→ YOUR GOAL
Without including any pictures, copy each entry below exactly.

→ DATA LINES
* START *

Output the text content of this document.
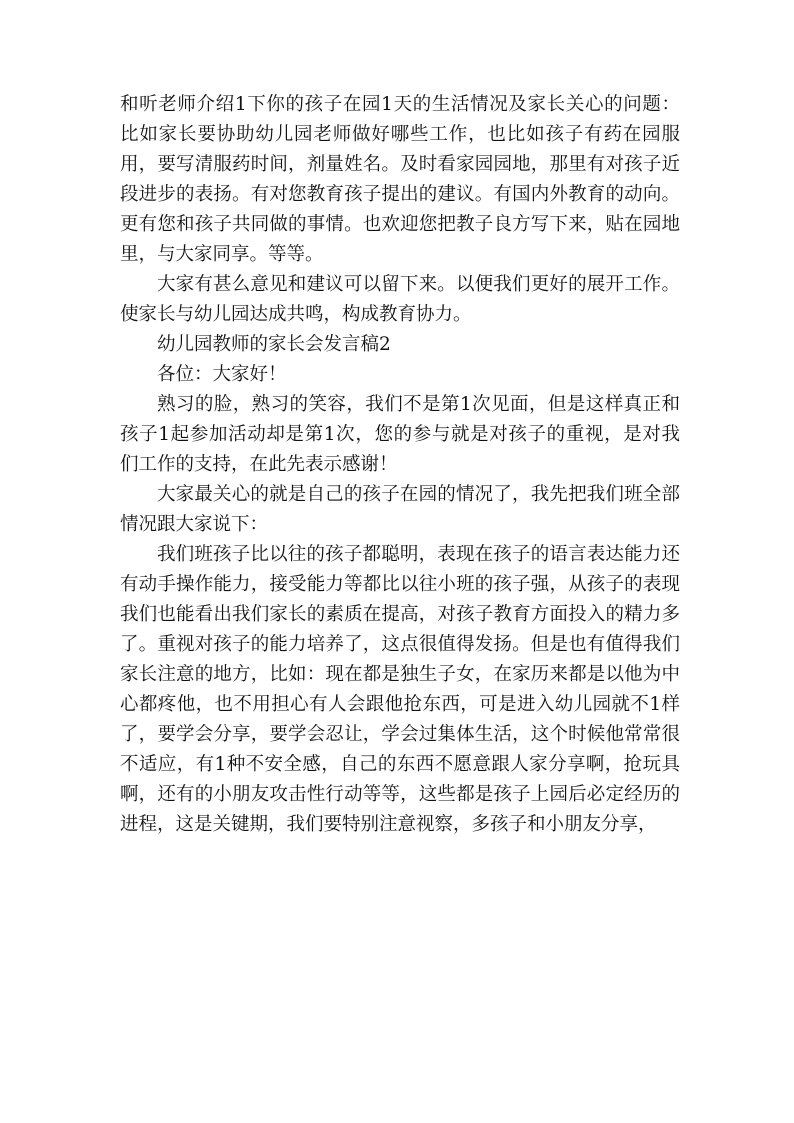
和听老师介绍1下你的孩子在园1天的生活情况及家长关心的问题：比如家长要协助幼儿园老师做好哪些工作，也比如孩子有药在园服用，要写清服药时间，剂量姓名。及时看家园园地，那里有对孩子近段进步的表扬。有对您教育孩子提出的建议。有国内外教育的动向。更有您和孩子共同做的事情。也欢迎您把教子良方写下来，贴在园地里，与大家同享。等等。

大家有甚么意见和建议可以留下来。以便我们更好的展开工作。使家长与幼儿园达成共鸣，构成教育协力。

幼儿园教师的家长会发言稿2

各位：大家好！

熟习的脸，熟习的笑容，我们不是第1次见面，但是这样真正和孩子1起参加活动却是第1次，您的参与就是对孩子的重视，是对我们工作的支持，在此先表示感谢！

大家最关心的就是自己的孩子在园的情况了，我先把我们班全部情况跟大家说下：

我们班孩子比以往的孩子都聪明，表现在孩子的语言表达能力还有动手操作能力，接受能力等都比以往小班的孩子强，从孩子的表现我们也能看出我们家长的素质在提高，对孩子教育方面投入的精力多了。重视对孩子的能力培养了，这点很值得发扬。但是也有值得我们家长注意的地方，比如：现在都是独生子女，在家历来都是以他为中心都疼他，也不用担心有人会跟他抢东西，可是进入幼儿园就不1样了，要学会分享，要学会忍让，学会过集体生活，这个时候他常常很不适应，有1种不安全感，自己的东西不愿意跟人家分享啊，抢玩具啊，还有的小朋友攻击性行动等等，这些都是孩子上园后必定经历的进程，这是关键期，我们要特别注意视察，多孩子和小朋友分享，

* END *

→ TASK ANSWER
Output the text content of this document.
和听老师介绍1下你的孩子在园1天的生活情况及家长关心的问题：比如家长要协助幼儿园老师做好哪些工作，也比如孩子有药在园服用，要写清服药时间，剂量姓名。及时看家园园地，那里有对孩子近段进步的表扬。有对您教育孩子提出的建议。有国内外教育的动向。更有您和孩子共同做的事情。也欢迎您把教子良方写下来，贴在园地里，与大家同享。等等。

大家有甚么意见和建议可以留下来。以便我们更好的展开工作。使家长与幼儿园达成共鸣，构成教育协力。

幼儿园教师的家长会发言稿2

各位：大家好！

熟习的脸，熟习的笑容，我们不是第1次见面，但是这样真正和孩子1起参加活动却是第1次，您的参与就是对孩子的重视，是对我们工作的支持，在此先表示感谢！

大家最关心的就是自己的孩子在园的情况了，我先把我们班全部情况跟大家说下：

我们班孩子比以往的孩子都聪明，表现在孩子的语言表达能力还有动手操作能力，接受能力等都比以往小班的孩子强，从孩子的表现我们也能看出我们家长的素质在提高，对孩子教育方面投入的精力多了。重视对孩子的能力培养了，这点很值得发扬。但是也有值得我们家长注意的地方，比如：现在都是独生子女，在家历来都是以他为中心都疼他，也不用担心有人会跟他抢东西，可是进入幼儿园就不1样了，要学会分享，要学会忍让，学会过集体生活，这个时候他常常很不适应，有1种不安全感，自己的东西不愿意跟人家分享啊，抢玩具啊，还有的小朋友攻击性行动等等，这些都是孩子上园后必定经历的进程，这是关键期，我们要特别注意视察，多孩子和小朋友分享，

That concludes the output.